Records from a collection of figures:
══════════════════════════════

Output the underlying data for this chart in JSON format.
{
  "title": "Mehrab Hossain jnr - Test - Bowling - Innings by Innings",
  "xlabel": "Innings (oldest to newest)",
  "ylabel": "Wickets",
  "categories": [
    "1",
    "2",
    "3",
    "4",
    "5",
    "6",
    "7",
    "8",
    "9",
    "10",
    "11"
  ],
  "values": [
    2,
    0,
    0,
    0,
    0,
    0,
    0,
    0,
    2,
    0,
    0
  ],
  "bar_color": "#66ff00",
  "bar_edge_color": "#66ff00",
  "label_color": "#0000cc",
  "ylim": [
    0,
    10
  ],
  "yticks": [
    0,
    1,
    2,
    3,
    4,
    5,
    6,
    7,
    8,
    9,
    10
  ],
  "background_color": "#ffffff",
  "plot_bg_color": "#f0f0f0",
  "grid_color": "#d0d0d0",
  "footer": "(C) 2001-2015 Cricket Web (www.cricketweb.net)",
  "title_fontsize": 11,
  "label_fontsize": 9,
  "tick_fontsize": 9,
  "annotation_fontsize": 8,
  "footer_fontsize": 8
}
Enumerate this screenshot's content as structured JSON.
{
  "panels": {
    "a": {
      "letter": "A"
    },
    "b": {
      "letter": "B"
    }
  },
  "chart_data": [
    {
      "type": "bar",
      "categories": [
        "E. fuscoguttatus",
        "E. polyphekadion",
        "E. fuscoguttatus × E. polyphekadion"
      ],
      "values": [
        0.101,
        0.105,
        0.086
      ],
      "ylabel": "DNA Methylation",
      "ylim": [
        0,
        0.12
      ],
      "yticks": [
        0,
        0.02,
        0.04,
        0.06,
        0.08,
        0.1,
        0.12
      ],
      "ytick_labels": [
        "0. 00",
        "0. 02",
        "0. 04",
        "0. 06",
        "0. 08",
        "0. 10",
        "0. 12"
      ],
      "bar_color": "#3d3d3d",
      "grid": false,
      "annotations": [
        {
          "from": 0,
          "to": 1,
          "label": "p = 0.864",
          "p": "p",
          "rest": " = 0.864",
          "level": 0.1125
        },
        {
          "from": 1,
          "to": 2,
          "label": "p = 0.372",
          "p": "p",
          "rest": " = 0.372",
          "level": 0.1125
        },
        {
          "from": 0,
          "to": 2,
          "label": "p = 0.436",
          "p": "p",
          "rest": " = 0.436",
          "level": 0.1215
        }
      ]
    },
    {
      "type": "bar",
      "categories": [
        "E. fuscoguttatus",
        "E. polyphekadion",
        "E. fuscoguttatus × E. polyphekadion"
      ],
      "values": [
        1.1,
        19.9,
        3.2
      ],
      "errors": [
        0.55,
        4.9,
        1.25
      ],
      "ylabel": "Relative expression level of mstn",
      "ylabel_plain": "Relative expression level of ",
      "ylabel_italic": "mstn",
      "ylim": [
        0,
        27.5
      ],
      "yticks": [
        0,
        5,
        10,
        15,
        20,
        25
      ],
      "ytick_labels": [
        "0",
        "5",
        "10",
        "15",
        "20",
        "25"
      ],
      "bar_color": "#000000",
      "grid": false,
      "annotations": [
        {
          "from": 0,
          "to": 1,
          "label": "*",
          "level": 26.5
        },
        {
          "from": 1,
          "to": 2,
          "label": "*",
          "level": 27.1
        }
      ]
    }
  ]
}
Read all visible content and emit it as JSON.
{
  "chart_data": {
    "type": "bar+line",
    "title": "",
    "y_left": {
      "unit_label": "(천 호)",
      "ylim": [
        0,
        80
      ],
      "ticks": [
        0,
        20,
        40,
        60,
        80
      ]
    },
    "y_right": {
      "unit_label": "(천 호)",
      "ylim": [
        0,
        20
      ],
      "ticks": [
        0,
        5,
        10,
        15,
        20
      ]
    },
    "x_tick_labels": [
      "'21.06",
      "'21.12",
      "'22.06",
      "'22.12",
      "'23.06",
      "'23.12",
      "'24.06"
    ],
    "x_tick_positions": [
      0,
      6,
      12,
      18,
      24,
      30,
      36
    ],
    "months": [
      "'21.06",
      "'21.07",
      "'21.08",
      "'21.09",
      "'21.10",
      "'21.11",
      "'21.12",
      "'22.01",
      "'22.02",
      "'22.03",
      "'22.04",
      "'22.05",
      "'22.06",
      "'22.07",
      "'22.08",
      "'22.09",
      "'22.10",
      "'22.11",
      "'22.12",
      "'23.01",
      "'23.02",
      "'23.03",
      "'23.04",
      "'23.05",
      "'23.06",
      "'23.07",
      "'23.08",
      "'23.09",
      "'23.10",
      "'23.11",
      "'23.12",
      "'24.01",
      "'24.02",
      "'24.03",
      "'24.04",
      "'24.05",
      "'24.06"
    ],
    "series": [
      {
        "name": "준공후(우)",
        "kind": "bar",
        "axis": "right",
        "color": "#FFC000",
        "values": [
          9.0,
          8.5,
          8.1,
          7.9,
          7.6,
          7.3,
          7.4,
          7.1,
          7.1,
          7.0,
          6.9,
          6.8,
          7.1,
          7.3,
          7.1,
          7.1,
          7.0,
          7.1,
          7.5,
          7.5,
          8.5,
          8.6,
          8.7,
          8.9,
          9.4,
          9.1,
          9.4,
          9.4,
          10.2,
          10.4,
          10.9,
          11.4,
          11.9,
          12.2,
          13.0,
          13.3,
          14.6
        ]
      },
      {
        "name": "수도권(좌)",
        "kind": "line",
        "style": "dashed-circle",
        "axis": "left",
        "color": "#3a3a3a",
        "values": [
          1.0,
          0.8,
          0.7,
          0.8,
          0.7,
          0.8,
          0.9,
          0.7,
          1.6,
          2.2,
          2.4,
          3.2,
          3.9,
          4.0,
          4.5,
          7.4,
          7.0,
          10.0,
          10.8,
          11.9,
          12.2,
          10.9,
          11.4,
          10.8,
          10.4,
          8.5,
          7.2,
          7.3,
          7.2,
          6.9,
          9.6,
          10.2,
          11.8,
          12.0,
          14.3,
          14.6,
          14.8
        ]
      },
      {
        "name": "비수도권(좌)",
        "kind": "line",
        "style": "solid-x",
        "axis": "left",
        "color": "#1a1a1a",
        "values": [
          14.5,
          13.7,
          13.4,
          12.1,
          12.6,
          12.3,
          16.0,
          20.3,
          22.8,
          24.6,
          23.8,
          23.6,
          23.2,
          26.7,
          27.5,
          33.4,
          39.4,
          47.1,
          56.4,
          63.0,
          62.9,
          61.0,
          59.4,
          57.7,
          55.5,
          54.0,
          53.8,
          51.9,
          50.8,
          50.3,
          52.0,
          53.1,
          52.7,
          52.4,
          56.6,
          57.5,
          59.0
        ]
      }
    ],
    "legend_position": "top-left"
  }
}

══════════════════════════════

Give the records above again, word for word.

Output the underlying data for this chart in JSON format.
{
  "title": "Mehrab Hossain jnr - Test - Bowling - Innings by Innings",
  "xlabel": "Innings (oldest to newest)",
  "ylabel": "Wickets",
  "categories": [
    "1",
    "2",
    "3",
    "4",
    "5",
    "6",
    "7",
    "8",
    "9",
    "10",
    "11"
  ],
  "values": [
    2,
    0,
    0,
    0,
    0,
    0,
    0,
    0,
    2,
    0,
    0
  ],
  "bar_color": "#66ff00",
  "bar_edge_color": "#66ff00",
  "label_color": "#0000cc",
  "ylim": [
    0,
    10
  ],
  "yticks": [
    0,
    1,
    2,
    3,
    4,
    5,
    6,
    7,
    8,
    9,
    10
  ],
  "background_color": "#ffffff",
  "plot_bg_color": "#f0f0f0",
  "grid_color": "#d0d0d0",
  "footer": "(C) 2001-2015 Cricket Web (www.cricketweb.net)",
  "title_fontsize": 11,
  "label_fontsize": 9,
  "tick_fontsize": 9,
  "annotation_fontsize": 8,
  "footer_fontsize": 8
}
Enumerate this screenshot's content as structured JSON.
{
  "panels": {
    "a": {
      "letter": "A"
    },
    "b": {
      "letter": "B"
    }
  },
  "chart_data": [
    {
      "type": "bar",
      "categories": [
        "E. fuscoguttatus",
        "E. polyphekadion",
        "E. fuscoguttatus × E. polyphekadion"
      ],
      "values": [
        0.101,
        0.105,
        0.086
      ],
      "ylabel": "DNA Methylation",
      "ylim": [
        0,
        0.12
      ],
      "yticks": [
        0,
        0.02,
        0.04,
        0.06,
        0.08,
        0.1,
        0.12
      ],
      "ytick_labels": [
        "0. 00",
        "0. 02",
        "0. 04",
        "0. 06",
        "0. 08",
        "0. 10",
        "0. 12"
      ],
      "bar_color": "#3d3d3d",
      "grid": false,
      "annotations": [
        {
          "from": 0,
          "to": 1,
          "label": "p = 0.864",
          "p": "p",
          "rest": " = 0.864",
          "level": 0.1125
        },
        {
          "from": 1,
          "to": 2,
          "label": "p = 0.372",
          "p": "p",
          "rest": " = 0.372",
          "level": 0.1125
        },
        {
          "from": 0,
          "to": 2,
          "label": "p = 0.436",
          "p": "p",
          "rest": " = 0.436",
          "level": 0.1215
        }
      ]
    },
    {
      "type": "bar",
      "categories": [
        "E. fuscoguttatus",
        "E. polyphekadion",
        "E. fuscoguttatus × E. polyphekadion"
      ],
      "values": [
        1.1,
        19.9,
        3.2
      ],
      "errors": [
        0.55,
        4.9,
        1.25
      ],
      "ylabel": "Relative expression level of mstn",
      "ylabel_plain": "Relative expression level of ",
      "ylabel_italic": "mstn",
      "ylim": [
        0,
        27.5
      ],
      "yticks": [
        0,
        5,
        10,
        15,
        20,
        25
      ],
      "ytick_labels": [
        "0",
        "5",
        "10",
        "15",
        "20",
        "25"
      ],
      "bar_color": "#000000",
      "grid": false,
      "annotations": [
        {
          "from": 0,
          "to": 1,
          "label": "*",
          "level": 26.5
        },
        {
          "from": 1,
          "to": 2,
          "label": "*",
          "level": 27.1
        }
      ]
    }
  ]
}
Read all visible content and emit it as JSON.
{
  "chart_data": {
    "type": "bar+line",
    "title": "",
    "y_left": {
      "unit_label": "(천 호)",
      "ylim": [
        0,
        80
      ],
      "ticks": [
        0,
        20,
        40,
        60,
        80
      ]
    },
    "y_right": {
      "unit_label": "(천 호)",
      "ylim": [
        0,
        20
      ],
      "ticks": [
        0,
        5,
        10,
        15,
        20
      ]
    },
    "x_tick_labels": [
      "'21.06",
      "'21.12",
      "'22.06",
      "'22.12",
      "'23.06",
      "'23.12",
      "'24.06"
    ],
    "x_tick_positions": [
      0,
      6,
      12,
      18,
      24,
      30,
      36
    ],
    "months": [
      "'21.06",
      "'21.07",
      "'21.08",
      "'21.09",
      "'21.10",
      "'21.11",
      "'21.12",
      "'22.01",
      "'22.02",
      "'22.03",
      "'22.04",
      "'22.05",
      "'22.06",
      "'22.07",
      "'22.08",
      "'22.09",
      "'22.10",
      "'22.11",
      "'22.12",
      "'23.01",
      "'23.02",
      "'23.03",
      "'23.04",
      "'23.05",
      "'23.06",
      "'23.07",
      "'23.08",
      "'23.09",
      "'23.10",
      "'23.11",
      "'23.12",
      "'24.01",
      "'24.02",
      "'24.03",
      "'24.04",
      "'24.05",
      "'24.06"
    ],
    "series": [
      {
        "name": "준공후(우)",
        "kind": "bar",
        "axis": "right",
        "color": "#FFC000",
        "values": [
          9.0,
          8.5,
          8.1,
          7.9,
          7.6,
          7.3,
          7.4,
          7.1,
          7.1,
          7.0,
          6.9,
          6.8,
          7.1,
          7.3,
          7.1,
          7.1,
          7.0,
          7.1,
          7.5,
          7.5,
          8.5,
          8.6,
          8.7,
          8.9,
          9.4,
          9.1,
          9.4,
          9.4,
          10.2,
          10.4,
          10.9,
          11.4,
          11.9,
          12.2,
          13.0,
          13.3,
          14.6
        ]
      },
      {
        "name": "수도권(좌)",
        "kind": "line",
        "style": "dashed-circle",
        "axis": "left",
        "color": "#3a3a3a",
        "values": [
          1.0,
          0.8,
          0.7,
          0.8,
          0.7,
          0.8,
          0.9,
          0.7,
          1.6,
          2.2,
          2.4,
          3.2,
          3.9,
          4.0,
          4.5,
          7.4,
          7.0,
          10.0,
          10.8,
          11.9,
          12.2,
          10.9,
          11.4,
          10.8,
          10.4,
          8.5,
          7.2,
          7.3,
          7.2,
          6.9,
          9.6,
          10.2,
          11.8,
          12.0,
          14.3,
          14.6,
          14.8
        ]
      },
      {
        "name": "비수도권(좌)",
        "kind": "line",
        "style": "solid-x",
        "axis": "left",
        "color": "#1a1a1a",
        "values": [
          14.5,
          13.7,
          13.4,
          12.1,
          12.6,
          12.3,
          16.0,
          20.3,
          22.8,
          24.6,
          23.8,
          23.6,
          23.2,
          26.7,
          27.5,
          33.4,
          39.4,
          47.1,
          56.4,
          63.0,
          62.9,
          61.0,
          59.4,
          57.7,
          55.5,
          54.0,
          53.8,
          51.9,
          50.8,
          50.3,
          52.0,
          53.1,
          52.7,
          52.4,
          56.6,
          57.5,
          59.0
        ]
      }
    ],
    "legend_position": "top-left"
  }
}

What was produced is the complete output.